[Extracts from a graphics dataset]
• • • • • • •
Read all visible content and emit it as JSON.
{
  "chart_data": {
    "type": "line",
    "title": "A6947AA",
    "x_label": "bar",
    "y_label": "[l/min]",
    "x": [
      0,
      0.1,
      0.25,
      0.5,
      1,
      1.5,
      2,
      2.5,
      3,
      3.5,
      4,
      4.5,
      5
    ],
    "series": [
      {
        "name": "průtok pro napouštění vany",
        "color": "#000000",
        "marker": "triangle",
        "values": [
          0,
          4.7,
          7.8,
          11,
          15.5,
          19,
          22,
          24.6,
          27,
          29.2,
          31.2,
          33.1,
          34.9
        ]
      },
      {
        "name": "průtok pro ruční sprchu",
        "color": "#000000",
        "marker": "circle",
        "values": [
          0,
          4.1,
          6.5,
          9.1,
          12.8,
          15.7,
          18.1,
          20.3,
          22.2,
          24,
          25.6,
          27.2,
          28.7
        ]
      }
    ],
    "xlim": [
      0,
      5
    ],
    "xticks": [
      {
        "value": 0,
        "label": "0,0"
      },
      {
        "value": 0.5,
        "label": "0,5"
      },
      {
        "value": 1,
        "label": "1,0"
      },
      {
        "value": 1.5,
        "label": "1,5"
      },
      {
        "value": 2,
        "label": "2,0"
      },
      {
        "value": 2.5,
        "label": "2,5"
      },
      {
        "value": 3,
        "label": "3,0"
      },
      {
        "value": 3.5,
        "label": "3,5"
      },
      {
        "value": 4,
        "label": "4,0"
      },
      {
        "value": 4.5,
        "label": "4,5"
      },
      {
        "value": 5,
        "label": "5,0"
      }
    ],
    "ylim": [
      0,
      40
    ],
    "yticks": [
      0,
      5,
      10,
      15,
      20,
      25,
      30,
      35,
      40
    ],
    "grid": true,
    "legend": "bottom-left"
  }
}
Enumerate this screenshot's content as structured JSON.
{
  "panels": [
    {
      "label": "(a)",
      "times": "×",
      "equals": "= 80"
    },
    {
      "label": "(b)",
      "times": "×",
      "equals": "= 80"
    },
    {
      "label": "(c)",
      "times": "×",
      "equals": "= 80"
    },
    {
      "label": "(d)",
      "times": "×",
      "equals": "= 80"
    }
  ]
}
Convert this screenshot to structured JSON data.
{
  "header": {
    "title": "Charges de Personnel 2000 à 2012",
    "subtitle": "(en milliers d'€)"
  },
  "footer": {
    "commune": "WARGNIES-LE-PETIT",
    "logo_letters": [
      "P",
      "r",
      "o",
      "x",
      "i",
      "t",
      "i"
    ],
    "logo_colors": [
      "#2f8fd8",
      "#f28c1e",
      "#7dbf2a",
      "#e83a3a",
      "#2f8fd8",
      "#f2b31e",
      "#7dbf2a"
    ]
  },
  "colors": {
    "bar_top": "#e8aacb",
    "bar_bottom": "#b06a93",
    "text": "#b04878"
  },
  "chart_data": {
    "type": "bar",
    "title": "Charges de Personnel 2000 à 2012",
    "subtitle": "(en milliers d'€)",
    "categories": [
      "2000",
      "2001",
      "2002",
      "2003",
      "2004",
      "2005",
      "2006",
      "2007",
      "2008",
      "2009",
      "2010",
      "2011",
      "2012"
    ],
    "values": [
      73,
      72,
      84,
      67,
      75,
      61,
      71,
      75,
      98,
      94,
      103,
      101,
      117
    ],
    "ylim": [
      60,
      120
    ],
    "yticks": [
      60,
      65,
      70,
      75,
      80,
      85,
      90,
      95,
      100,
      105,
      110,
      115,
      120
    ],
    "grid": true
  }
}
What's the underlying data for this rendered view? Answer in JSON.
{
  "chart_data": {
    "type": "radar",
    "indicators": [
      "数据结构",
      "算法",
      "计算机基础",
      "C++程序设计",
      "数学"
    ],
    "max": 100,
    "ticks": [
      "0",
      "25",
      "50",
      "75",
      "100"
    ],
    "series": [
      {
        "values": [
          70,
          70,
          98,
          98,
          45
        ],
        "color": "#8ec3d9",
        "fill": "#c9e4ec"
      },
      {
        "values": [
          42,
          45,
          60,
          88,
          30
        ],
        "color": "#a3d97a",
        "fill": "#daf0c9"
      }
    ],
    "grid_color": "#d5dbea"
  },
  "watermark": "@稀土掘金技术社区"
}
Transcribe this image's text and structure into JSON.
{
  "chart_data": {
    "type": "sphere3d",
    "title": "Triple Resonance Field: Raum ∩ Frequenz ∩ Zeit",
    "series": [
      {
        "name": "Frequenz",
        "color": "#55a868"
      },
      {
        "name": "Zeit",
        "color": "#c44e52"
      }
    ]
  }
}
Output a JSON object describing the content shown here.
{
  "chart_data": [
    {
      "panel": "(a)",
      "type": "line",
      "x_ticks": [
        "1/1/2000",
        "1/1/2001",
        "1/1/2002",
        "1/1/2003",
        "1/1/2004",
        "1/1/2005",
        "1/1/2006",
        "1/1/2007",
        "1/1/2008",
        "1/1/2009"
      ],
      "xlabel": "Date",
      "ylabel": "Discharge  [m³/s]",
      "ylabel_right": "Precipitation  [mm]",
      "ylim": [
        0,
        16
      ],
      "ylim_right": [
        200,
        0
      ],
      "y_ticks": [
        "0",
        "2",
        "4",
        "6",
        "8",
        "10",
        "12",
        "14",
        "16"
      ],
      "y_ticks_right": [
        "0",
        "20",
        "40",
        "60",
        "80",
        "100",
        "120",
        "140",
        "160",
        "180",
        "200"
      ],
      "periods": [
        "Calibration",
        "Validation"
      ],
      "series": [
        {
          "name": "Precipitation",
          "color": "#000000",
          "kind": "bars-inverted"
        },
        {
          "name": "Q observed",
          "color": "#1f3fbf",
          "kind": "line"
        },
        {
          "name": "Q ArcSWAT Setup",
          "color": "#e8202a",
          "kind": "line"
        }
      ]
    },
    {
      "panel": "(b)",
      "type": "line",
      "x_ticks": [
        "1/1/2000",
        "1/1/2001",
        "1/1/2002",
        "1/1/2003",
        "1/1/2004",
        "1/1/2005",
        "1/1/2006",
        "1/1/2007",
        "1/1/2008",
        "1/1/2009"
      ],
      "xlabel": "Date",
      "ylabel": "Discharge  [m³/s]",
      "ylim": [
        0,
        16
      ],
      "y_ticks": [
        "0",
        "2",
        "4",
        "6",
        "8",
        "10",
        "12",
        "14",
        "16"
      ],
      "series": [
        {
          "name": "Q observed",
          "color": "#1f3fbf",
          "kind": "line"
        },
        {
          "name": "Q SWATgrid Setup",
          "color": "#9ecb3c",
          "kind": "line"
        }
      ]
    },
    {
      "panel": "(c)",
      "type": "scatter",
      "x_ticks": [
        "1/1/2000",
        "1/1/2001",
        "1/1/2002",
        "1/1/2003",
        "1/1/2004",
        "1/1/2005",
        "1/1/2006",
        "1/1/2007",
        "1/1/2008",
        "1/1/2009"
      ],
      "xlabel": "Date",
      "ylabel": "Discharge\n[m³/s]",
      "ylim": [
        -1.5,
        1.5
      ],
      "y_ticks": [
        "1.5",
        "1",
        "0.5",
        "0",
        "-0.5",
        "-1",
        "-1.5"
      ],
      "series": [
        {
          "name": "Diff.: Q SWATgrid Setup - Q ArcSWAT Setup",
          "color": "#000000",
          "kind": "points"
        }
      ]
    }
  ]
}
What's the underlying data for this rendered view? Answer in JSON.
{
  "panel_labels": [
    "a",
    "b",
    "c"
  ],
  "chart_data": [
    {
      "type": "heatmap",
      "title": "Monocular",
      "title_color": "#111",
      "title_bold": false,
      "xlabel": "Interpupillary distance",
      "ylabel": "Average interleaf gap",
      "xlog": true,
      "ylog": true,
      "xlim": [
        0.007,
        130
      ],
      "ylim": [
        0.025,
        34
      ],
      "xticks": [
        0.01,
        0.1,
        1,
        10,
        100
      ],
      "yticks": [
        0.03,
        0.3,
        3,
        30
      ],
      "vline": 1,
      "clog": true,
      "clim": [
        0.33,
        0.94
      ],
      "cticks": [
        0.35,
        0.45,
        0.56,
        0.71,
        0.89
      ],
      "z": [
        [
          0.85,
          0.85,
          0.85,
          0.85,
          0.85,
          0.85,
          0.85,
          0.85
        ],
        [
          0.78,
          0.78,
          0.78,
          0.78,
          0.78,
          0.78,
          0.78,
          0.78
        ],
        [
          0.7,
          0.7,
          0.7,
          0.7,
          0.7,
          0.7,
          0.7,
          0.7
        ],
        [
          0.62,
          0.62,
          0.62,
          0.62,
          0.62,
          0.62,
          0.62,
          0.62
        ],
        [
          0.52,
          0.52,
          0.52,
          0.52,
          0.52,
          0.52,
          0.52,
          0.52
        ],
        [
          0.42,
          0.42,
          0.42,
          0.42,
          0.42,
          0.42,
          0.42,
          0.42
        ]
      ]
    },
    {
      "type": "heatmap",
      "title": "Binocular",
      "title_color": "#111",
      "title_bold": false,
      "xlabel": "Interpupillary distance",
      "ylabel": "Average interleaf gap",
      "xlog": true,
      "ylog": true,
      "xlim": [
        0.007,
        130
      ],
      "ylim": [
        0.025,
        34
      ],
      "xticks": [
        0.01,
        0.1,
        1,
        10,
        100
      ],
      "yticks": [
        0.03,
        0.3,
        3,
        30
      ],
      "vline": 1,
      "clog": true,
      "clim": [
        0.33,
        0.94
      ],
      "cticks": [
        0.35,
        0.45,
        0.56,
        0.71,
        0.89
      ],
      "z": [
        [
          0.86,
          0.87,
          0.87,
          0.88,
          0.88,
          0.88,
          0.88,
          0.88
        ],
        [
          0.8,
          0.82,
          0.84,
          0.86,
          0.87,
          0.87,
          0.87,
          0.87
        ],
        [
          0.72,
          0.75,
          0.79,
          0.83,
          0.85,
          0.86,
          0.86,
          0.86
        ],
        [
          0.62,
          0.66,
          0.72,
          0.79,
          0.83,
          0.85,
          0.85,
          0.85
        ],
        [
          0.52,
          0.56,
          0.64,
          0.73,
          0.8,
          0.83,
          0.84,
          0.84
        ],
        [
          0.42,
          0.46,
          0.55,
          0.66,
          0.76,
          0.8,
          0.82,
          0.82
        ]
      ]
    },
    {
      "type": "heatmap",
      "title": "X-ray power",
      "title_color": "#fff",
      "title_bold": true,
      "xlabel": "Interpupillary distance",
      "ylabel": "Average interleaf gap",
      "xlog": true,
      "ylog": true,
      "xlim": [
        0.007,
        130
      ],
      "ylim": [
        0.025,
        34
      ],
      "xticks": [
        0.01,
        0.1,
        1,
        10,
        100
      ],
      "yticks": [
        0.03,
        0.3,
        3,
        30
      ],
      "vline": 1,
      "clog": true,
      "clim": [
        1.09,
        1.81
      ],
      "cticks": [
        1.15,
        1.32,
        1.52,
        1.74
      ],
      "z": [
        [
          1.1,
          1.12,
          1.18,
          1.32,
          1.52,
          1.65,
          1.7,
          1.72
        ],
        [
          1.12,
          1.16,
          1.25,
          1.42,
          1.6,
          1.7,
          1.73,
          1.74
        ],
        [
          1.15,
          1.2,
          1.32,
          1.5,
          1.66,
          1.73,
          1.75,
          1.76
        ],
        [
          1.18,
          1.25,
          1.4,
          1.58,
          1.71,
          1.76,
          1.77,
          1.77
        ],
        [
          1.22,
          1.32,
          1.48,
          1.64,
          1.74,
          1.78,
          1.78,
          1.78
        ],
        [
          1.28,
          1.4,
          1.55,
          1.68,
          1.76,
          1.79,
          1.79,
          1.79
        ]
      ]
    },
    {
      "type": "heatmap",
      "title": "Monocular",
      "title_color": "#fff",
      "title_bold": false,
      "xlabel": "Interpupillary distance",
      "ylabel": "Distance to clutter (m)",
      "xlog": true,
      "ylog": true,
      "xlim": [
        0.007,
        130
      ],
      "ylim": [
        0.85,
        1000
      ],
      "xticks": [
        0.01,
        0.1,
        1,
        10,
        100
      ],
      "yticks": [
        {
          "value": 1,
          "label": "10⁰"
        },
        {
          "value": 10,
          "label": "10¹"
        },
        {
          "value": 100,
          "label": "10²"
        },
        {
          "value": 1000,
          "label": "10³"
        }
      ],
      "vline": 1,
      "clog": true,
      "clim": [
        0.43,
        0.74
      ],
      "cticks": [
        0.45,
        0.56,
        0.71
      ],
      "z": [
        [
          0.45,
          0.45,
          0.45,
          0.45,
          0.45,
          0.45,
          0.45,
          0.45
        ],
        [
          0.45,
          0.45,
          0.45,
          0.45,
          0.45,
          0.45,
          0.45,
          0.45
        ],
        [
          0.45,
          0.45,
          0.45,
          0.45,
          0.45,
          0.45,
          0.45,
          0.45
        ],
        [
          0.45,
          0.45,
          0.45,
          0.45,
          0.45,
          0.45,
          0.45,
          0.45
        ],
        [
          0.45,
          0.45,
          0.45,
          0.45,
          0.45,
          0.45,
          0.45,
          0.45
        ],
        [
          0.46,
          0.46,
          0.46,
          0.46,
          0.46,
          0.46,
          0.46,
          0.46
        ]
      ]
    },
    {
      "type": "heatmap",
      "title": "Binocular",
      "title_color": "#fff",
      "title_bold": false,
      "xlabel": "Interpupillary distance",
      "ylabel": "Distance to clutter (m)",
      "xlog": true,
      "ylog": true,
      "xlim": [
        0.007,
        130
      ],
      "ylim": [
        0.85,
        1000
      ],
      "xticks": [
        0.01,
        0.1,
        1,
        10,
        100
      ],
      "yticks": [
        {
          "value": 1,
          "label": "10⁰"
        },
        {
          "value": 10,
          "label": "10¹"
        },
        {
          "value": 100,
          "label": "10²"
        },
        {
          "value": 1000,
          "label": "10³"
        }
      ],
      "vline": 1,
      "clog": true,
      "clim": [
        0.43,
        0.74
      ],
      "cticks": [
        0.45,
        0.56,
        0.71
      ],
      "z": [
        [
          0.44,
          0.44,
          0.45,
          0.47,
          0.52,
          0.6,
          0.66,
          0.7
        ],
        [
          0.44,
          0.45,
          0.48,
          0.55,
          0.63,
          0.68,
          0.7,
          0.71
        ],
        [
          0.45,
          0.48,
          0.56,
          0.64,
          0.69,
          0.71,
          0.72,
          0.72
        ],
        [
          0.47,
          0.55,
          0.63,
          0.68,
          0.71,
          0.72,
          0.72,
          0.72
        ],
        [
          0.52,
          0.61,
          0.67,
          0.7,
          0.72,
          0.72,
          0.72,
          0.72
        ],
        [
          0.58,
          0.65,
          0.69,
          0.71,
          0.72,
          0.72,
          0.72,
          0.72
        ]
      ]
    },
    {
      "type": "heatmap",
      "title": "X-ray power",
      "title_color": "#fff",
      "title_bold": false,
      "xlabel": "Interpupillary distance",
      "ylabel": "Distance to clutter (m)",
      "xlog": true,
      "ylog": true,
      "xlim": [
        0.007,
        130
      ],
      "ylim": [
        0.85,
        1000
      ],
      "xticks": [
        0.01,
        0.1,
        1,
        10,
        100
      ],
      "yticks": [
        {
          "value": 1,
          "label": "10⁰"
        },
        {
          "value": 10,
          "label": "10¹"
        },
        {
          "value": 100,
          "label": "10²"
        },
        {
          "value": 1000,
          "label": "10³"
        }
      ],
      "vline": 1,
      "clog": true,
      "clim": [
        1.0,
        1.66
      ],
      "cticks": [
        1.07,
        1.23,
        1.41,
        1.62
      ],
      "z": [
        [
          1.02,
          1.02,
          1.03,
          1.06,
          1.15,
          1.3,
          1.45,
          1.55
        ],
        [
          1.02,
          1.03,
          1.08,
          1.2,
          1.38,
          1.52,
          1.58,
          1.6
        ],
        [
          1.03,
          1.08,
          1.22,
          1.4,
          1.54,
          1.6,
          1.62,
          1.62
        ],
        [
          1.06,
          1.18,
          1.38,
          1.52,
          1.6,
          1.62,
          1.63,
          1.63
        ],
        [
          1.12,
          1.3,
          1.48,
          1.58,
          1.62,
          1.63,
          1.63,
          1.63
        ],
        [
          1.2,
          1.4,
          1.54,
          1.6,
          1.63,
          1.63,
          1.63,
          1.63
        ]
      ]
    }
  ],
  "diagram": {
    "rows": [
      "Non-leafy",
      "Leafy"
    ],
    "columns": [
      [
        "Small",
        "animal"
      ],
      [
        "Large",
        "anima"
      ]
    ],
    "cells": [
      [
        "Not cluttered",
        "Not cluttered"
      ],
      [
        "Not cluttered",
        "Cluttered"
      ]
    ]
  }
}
• • • • • • •
### WRITTEN INSTRUCTION
Copy each line of the records containing the string "Zeit".

### RESPONSE FOR THIS EXERCISE
    "title": "Triple Resonance Field: Raum ∩ Frequenz ∩ Zeit",
        "name": "Zeit",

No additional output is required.